- _SET TASKS_:
1. Answer the following about the post on GCC 4.8 fixes:
(a) What names are proposed for the two sets of alignment functions?
(b) Which macro, when defined, should stop CRYPTOPP_NO_UNALIGNED_DATA_ACCESS from being used?
(c) Which two architectures are said to allow unaligned data?
2. Output verbatim everything in the post on GCC 4.8 fixes from "Otherwise, we are" down to "and objections, please.".
3. Summarize the post on GCC 4.8 fixes in two sentences.

Re: Fixes for GCC 4.8 and above with -O3

Jeffrey Walton Mon, 13 Jul 2015 05:03:42 -0700

>     template <class T, bool STRICT>
>        inline unsigned int GetAlignmentOf(T *dummy=NULL)


It might even be better to have two sets of functions:

    // Retrieve the un-doctored requirement
    unsigned int GetStrictAlignmentOf(...)

    // Retrieve doctored requirement, influenced by 
CRYPTOPP_ALLOW_UNALIGNED_ACCESS
    unsigned int GetEffectiveAlignmentOf(...)

*****

I also think we should add CRYPTOPP_NO_UNALIGNED_DATA_ACCESS to config.h, 
enable it by default, and guard it with 
CRYPTOPP_MAINTAIN_BACKWARDS_COMPATIBILITY. That is, if 
CRYPTOPP_MAINTAIN_BACKWARDS_COMPATIBILITY is defined, then don't use 
CRYPTOPP_NO_UNALIGNED_DATA_ACCESS.

Otherwise, we are enabling undefined behavior by default. I think that's a 
bad choice.

Jeff

On Monday, July 13, 2015 at 3:29:30 AM UTC-4, Jeffrey Walton wrote:
>
> OK, so I had more time to look at the issue mentioned by Uri.
>
> Below and attached is the patch I am proposing that fixes the issue by 
> removing some of the undefined behavior that caused the problem.
>
> Comments and objections, please.
>
> **********
>
> It appears there's a bad interaction between 
> CRYPTOPP_ALLOW_UNALIGNED_DATA_ACCESS, IsAligned(), IsAlignedOn(), 
> GetAlignmentOf(), OptimalDataAlignment() and the ability to use unaligned 
> data on i386 and x86_64. Since i386 and x86_64 allow unaligned data, we 
> effectively have this goodness:
>
> template <class T>
> inline unsigned int GetAlignmentOf(T *dummy=NULL)    // VC60 workaround
> {
> #ifdef CRYPTOPP_ALLOW_UNALIGNED_DATA_ACCESS
>     if (sizeof(T) < 16)
>         return 1;
> #endif
>
> #if (_MSC_VER >= 1300)

- _Dataset entries_:
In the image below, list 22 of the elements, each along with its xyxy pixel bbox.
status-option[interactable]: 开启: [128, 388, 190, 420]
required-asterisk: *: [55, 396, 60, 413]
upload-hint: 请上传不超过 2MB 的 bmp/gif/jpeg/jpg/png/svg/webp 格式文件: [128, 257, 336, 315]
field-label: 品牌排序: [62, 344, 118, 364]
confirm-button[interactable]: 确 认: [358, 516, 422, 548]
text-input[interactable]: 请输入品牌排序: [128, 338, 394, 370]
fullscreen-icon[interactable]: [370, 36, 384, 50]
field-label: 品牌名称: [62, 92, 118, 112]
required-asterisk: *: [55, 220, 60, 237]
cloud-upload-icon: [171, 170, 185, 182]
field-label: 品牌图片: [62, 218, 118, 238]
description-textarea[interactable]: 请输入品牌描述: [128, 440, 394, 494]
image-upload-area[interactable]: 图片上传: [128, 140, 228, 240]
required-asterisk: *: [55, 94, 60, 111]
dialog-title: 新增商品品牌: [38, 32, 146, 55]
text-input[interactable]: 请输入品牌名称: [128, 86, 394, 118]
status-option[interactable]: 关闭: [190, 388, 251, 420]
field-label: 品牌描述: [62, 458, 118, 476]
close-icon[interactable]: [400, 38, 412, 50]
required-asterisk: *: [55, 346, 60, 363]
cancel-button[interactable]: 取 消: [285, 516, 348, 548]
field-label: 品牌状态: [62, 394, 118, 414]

==

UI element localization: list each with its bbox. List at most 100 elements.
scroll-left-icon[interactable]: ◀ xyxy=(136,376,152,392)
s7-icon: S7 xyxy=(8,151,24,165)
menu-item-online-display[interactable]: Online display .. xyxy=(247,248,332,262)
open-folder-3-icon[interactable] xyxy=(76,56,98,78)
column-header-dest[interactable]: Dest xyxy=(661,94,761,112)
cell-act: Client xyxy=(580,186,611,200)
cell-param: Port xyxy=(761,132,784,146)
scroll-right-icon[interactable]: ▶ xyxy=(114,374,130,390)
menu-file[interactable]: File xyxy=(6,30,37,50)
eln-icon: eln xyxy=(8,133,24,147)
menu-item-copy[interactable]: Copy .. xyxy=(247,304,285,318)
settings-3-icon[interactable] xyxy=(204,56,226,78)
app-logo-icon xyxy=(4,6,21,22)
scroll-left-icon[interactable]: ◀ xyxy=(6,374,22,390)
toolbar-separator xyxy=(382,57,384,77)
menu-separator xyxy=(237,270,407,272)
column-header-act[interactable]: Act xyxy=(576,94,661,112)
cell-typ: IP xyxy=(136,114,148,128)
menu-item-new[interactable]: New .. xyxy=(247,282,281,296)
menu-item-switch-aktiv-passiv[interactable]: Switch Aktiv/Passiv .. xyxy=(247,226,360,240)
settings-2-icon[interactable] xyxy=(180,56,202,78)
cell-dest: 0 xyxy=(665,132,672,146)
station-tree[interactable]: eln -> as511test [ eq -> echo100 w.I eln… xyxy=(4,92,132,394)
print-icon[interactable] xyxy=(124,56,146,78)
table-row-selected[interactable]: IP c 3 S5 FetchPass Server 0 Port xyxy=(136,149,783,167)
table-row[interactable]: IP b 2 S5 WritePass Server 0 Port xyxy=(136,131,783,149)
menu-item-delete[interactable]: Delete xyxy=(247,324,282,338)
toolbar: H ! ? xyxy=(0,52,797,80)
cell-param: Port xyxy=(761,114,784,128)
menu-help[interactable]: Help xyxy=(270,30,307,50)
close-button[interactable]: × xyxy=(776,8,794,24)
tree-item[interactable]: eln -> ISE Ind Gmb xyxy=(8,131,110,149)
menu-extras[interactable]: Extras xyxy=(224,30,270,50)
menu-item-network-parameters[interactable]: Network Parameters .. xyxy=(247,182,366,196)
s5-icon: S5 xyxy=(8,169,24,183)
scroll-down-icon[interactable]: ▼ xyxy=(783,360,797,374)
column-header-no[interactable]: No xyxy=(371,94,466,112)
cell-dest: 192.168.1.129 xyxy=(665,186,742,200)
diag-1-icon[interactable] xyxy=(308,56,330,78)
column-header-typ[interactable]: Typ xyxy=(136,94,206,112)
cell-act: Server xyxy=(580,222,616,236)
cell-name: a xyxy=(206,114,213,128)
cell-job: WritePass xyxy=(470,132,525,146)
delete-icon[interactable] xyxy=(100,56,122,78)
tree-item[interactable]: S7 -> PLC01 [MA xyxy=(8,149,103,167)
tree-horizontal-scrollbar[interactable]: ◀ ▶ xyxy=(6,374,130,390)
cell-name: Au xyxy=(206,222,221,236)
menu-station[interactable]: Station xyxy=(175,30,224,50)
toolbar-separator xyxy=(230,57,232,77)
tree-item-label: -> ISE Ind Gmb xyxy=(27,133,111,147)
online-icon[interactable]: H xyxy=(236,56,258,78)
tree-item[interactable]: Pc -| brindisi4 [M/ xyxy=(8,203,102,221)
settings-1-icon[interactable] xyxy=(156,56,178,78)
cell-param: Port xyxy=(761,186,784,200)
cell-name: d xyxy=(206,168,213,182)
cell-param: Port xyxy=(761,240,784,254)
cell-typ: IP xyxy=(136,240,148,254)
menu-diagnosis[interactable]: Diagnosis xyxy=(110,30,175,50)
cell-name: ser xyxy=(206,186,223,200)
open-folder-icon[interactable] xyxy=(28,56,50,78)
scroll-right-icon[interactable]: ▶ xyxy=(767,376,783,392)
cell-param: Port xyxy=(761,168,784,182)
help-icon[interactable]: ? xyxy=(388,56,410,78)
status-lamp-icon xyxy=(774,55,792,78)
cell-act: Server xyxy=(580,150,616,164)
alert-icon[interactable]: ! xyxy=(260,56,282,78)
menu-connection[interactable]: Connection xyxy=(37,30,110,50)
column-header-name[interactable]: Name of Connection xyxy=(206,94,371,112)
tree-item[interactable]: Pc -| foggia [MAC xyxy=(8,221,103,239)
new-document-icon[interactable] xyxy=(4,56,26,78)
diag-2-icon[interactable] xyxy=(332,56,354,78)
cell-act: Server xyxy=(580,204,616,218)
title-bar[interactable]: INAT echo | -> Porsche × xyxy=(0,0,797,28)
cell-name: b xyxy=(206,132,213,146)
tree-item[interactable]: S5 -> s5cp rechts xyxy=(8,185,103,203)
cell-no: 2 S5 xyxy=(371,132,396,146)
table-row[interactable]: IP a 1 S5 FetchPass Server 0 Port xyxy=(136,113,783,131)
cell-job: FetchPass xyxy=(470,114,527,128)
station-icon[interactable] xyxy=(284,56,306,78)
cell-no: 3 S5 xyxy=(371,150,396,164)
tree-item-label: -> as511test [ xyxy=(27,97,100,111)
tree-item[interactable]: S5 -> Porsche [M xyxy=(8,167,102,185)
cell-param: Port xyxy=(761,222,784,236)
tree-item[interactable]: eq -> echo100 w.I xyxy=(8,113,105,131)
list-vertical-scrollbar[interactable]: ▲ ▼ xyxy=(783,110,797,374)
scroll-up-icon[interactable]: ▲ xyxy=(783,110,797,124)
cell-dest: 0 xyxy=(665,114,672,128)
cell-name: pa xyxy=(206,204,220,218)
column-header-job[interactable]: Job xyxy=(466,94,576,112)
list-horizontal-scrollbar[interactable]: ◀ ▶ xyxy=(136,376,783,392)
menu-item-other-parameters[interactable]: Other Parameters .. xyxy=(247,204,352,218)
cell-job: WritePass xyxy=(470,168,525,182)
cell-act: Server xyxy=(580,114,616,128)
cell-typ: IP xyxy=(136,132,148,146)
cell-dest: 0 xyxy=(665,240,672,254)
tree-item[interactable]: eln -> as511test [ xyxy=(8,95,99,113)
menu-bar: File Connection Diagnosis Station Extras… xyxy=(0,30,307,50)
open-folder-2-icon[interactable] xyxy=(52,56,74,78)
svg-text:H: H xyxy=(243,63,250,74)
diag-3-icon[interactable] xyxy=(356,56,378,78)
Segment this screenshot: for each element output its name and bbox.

- _SOLUTIONS IN ORDER_:
1.
(a) GetStrictAlignmentOf and GetEffectiveAlignmentOf
(b) CRYPTOPP_MAINTAIN_BACKWARDS_COMPATIBILITY
(c) i386 and x86_64

2.
Otherwise, we are enabling undefined behavior by default. I think that's a 
bad choice.

Jeff

On Monday, July 13, 2015 at 3:29:30 AM UTC-4, Jeffrey Walton wrote:
>
> OK, so I had more time to look at the issue mentioned by Uri.
>
> Below and attached is the patch I am proposing that fixes the issue by 
> removing some of the undefined behavior that caused the problem.
>
> Comments and objections, please.

3. Jeffrey Walton proposes a patch that removes some undefined behavior arising from a bad interaction between CRYPTOPP_ALLOW_UNALIGNED_DATA_ACCESS, several alignment functions such as GetAlignmentOf(), and the ability to use unaligned data on i386 and x86_64. The post also suggests separate functions for strict and effective alignment, and adding CRYPTOPP_NO_UNALIGNED_DATA_ACCESS to config.h, enabled by default and guarded by CRYPTOPP_MAINTAIN_BACKWARDS_COMPATIBILITY, since otherwise undefined behavior is enabled by default.